(Source material)
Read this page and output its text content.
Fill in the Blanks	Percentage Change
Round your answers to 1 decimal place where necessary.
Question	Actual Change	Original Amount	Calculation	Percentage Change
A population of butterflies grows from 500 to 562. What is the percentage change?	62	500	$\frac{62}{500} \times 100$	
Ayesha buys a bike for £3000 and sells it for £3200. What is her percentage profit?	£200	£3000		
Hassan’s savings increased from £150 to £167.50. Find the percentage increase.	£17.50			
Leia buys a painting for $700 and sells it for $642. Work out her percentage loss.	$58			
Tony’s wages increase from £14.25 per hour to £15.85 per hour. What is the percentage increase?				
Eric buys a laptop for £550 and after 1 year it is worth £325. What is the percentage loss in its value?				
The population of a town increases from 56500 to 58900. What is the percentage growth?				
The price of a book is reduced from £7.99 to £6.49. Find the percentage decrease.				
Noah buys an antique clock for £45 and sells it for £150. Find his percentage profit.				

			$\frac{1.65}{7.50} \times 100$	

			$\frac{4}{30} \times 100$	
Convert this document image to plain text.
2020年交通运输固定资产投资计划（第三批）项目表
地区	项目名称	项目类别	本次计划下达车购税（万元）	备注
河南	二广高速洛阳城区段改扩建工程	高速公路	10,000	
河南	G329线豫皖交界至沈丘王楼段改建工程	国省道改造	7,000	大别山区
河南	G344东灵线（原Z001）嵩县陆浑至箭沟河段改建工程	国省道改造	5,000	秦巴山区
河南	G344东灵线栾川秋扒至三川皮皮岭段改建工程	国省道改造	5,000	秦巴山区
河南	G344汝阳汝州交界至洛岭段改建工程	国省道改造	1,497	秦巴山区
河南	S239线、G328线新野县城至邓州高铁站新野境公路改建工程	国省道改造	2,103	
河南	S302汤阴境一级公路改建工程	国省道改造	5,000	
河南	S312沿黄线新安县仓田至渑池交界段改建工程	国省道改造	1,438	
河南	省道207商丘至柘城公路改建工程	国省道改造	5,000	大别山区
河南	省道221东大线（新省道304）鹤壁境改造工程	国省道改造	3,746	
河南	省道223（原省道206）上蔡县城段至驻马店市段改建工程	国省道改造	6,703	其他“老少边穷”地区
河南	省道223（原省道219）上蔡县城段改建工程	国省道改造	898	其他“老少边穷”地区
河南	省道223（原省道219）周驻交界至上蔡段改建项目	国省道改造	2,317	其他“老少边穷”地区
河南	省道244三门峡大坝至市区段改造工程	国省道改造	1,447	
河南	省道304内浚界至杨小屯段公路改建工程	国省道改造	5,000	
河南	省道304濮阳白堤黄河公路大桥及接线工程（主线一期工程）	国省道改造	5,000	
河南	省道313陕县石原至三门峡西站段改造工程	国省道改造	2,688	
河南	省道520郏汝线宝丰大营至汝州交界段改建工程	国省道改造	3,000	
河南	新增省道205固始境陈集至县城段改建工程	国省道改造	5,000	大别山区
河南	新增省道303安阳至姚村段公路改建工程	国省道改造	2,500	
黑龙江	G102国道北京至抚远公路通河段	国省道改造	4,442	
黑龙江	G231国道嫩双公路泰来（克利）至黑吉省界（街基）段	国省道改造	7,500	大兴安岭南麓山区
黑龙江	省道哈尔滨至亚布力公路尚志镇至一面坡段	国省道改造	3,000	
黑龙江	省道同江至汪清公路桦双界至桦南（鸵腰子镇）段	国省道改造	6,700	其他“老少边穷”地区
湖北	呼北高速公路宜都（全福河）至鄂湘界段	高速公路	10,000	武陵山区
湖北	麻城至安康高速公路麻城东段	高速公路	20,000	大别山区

(Exercise details) Transcribe each record exactly. Leave nothing out.

(Worked solution)
Read this page and output its text content.
Fill in the Blanks	Percentage Change
Round your answers to 1 decimal place where necessary.
Question	Actual Change	Original Amount	Calculation	Percentage Change
A population of butterflies grows from 500 to 562. What is the percentage change?	62	500	$\frac{62}{500} \times 100$	
Ayesha buys a bike for £3000 and sells it for £3200. What is her percentage profit?	£200	£3000		
Hassan’s savings increased from £150 to £167.50. Find the percentage increase.	£17.50			
Leia buys a painting for $700 and sells it for $642. Work out her percentage loss.	$58			
Tony’s wages increase from £14.25 per hour to £15.85 per hour. What is the percentage increase?				
Eric buys a laptop for £550 and after 1 year it is worth £325. What is the percentage loss in its value?				
The population of a town increases from 56500 to 58900. What is the percentage growth?				
The price of a book is reduced from £7.99 to £6.49. Find the percentage decrease.				
Noah buys an antique clock for £45 and sells it for £150. Find his percentage profit.				

			$\frac{1.65}{7.50} \times 100$	

			$\frac{4}{30} \times 100$	
Convert this document image to plain text.
2020年交通运输固定资产投资计划（第三批）项目表
地区	项目名称	项目类别	本次计划下达车购税（万元）	备注
河南	二广高速洛阳城区段改扩建工程	高速公路	10,000	
河南	G329线豫皖交界至沈丘王楼段改建工程	国省道改造	7,000	大别山区
河南	G344东灵线（原Z001）嵩县陆浑至箭沟河段改建工程	国省道改造	5,000	秦巴山区
河南	G344东灵线栾川秋扒至三川皮皮岭段改建工程	国省道改造	5,000	秦巴山区
河南	G344汝阳汝州交界至洛岭段改建工程	国省道改造	1,497	秦巴山区
河南	S239线、G328线新野县城至邓州高铁站新野境公路改建工程	国省道改造	2,103	
河南	S302汤阴境一级公路改建工程	国省道改造	5,000	
河南	S312沿黄线新安县仓田至渑池交界段改建工程	国省道改造	1,438	
河南	省道207商丘至柘城公路改建工程	国省道改造	5,000	大别山区
河南	省道221东大线（新省道304）鹤壁境改造工程	国省道改造	3,746	
河南	省道223（原省道206）上蔡县城段至驻马店市段改建工程	国省道改造	6,703	其他“老少边穷”地区
河南	省道223（原省道219）上蔡县城段改建工程	国省道改造	898	其他“老少边穷”地区
河南	省道223（原省道219）周驻交界至上蔡段改建项目	国省道改造	2,317	其他“老少边穷”地区
河南	省道244三门峡大坝至市区段改造工程	国省道改造	1,447	
河南	省道304内浚界至杨小屯段公路改建工程	国省道改造	5,000	
河南	省道304濮阳白堤黄河公路大桥及接线工程（主线一期工程）	国省道改造	5,000	
河南	省道313陕县石原至三门峡西站段改造工程	国省道改造	2,688	
河南	省道520郏汝线宝丰大营至汝州交界段改建工程	国省道改造	3,000	
河南	新增省道205固始境陈集至县城段改建工程	国省道改造	5,000	大别山区
河南	新增省道303安阳至姚村段公路改建工程	国省道改造	2,500	
黑龙江	G102国道北京至抚远公路通河段	国省道改造	4,442	
黑龙江	G231国道嫩双公路泰来（克利）至黑吉省界（街基）段	国省道改造	7,500	大兴安岭南麓山区
黑龙江	省道哈尔滨至亚布力公路尚志镇至一面坡段	国省道改造	3,000	
黑龙江	省道同江至汪清公路桦双界至桦南（鸵腰子镇）段	国省道改造	6,700	其他“老少边穷”地区
湖北	呼北高速公路宜都（全福河）至鄂湘界段	高速公路	10,000	武陵山区
湖北	麻城至安康高速公路麻城东段	高速公路	20,000	大别山区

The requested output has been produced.